** Begin Material for this task **
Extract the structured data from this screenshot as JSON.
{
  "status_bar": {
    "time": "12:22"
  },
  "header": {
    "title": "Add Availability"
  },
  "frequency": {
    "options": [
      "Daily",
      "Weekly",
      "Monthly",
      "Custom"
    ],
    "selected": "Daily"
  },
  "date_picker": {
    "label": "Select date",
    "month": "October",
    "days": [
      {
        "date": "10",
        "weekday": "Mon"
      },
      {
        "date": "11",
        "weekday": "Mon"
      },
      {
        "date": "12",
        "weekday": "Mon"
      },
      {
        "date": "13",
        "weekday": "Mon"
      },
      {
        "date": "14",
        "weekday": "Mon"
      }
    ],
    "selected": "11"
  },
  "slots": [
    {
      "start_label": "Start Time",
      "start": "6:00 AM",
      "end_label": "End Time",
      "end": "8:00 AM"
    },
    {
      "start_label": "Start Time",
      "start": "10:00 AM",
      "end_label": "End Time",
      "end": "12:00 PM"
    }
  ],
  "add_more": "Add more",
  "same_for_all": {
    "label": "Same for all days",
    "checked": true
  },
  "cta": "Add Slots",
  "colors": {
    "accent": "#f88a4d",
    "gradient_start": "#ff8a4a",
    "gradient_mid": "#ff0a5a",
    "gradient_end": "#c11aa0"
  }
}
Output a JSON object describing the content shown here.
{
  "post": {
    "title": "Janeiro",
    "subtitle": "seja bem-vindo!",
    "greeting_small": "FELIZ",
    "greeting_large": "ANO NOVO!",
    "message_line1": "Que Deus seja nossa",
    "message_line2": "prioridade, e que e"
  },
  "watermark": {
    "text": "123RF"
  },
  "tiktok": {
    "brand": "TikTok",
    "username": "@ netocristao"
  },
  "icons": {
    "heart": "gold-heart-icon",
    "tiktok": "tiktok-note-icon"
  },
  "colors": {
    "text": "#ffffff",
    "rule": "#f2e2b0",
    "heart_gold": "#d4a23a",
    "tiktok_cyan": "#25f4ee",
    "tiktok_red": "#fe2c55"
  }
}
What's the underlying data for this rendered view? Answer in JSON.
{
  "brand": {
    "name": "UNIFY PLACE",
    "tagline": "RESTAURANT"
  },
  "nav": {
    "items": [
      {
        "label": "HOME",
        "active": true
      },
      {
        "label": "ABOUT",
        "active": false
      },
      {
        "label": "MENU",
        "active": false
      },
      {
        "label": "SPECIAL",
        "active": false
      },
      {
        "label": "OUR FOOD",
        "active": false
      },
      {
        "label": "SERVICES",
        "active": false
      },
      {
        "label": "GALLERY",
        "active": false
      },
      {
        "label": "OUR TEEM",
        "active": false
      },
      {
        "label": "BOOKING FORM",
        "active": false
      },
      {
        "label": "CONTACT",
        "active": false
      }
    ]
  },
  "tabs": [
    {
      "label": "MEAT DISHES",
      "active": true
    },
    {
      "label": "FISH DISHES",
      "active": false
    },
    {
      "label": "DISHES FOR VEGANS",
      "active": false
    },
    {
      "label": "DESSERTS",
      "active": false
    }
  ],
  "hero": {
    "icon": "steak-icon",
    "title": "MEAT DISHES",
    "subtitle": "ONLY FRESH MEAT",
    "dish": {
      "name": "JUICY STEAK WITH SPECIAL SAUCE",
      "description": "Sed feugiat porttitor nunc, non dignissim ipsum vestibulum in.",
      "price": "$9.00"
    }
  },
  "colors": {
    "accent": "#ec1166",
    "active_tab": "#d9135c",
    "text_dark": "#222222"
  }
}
** End Material for this task **
Goal of the exercise
Write out every line of the preceding listing that contains "DISHES".

Solution below
      "label": "MEAT DISHES",
      "label": "FISH DISHES",
      "label": "DISHES FOR VEGANS",
    "title": "MEAT DISHES",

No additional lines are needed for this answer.